*Exercise brief*
Gather every line of the data below that contains the string "value".

===== Input rows

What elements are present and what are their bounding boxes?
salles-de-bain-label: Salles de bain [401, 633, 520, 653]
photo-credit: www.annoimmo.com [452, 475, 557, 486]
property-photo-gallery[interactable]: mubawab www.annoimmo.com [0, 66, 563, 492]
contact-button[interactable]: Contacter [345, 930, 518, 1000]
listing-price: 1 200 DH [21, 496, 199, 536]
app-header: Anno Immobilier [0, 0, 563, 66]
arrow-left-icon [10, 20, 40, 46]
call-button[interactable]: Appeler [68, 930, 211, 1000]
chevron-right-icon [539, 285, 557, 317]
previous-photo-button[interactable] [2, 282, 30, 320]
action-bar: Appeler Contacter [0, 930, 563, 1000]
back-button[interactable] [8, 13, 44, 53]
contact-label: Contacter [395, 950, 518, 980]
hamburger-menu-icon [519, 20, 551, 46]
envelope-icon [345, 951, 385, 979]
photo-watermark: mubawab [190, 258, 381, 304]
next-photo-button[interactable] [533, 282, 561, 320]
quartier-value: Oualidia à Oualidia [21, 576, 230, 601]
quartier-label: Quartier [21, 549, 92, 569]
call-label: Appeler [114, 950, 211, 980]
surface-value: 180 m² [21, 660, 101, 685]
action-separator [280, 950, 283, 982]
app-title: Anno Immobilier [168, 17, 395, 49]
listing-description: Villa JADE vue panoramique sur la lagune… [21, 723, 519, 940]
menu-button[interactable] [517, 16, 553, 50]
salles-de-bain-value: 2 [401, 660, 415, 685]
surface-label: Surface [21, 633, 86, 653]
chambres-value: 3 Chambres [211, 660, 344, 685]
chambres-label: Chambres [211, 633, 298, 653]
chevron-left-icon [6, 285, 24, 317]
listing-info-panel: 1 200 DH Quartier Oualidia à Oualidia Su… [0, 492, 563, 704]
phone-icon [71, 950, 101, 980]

==========

*Exercise output*
quartier-value: Oualidia à Oualidia [21, 576, 230, 601]
surface-value: 180 m² [21, 660, 101, 685]
salles-de-bain-value: 2 [401, 660, 415, 685]
chambres-value: 3 Chambres [211, 660, 344, 685]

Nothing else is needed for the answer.